• [Do this]: Would you copy out the whole listing exactly as given?

• [Given data]:

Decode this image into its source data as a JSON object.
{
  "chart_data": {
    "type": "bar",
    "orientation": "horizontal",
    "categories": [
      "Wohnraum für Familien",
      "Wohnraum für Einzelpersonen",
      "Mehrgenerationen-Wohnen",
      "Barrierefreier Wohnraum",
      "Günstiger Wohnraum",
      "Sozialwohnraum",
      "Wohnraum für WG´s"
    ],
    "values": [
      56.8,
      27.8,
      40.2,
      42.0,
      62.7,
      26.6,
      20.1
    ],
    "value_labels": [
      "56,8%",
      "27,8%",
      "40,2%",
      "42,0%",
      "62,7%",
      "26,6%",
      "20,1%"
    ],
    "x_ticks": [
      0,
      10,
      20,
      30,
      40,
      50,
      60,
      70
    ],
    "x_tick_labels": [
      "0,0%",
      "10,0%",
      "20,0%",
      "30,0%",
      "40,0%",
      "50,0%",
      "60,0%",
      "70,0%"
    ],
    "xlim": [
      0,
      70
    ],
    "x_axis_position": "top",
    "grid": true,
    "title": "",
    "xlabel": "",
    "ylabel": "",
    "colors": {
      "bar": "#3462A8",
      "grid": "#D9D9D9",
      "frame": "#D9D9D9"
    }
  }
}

• [Result of this task]:
Decode this image into its source data as a JSON object.
{
  "chart_data": {
    "type": "bar",
    "orientation": "horizontal",
    "categories": [
      "Wohnraum für Familien",
      "Wohnraum für Einzelpersonen",
      "Mehrgenerationen-Wohnen",
      "Barrierefreier Wohnraum",
      "Günstiger Wohnraum",
      "Sozialwohnraum",
      "Wohnraum für WG´s"
    ],
    "values": [
      56.8,
      27.8,
      40.2,
      42.0,
      62.7,
      26.6,
      20.1
    ],
    "value_labels": [
      "56,8%",
      "27,8%",
      "40,2%",
      "42,0%",
      "62,7%",
      "26,6%",
      "20,1%"
    ],
    "x_ticks": [
      0,
      10,
      20,
      30,
      40,
      50,
      60,
      70
    ],
    "x_tick_labels": [
      "0,0%",
      "10,0%",
      "20,0%",
      "30,0%",
      "40,0%",
      "50,0%",
      "60,0%",
      "70,0%"
    ],
    "xlim": [
      0,
      70
    ],
    "x_axis_position": "top",
    "grid": true,
    "title": "",
    "xlabel": "",
    "ylabel": "",
    "colors": {
      "bar": "#3462A8",
      "grid": "#D9D9D9",
      "frame": "#D9D9D9"
    }
  }
}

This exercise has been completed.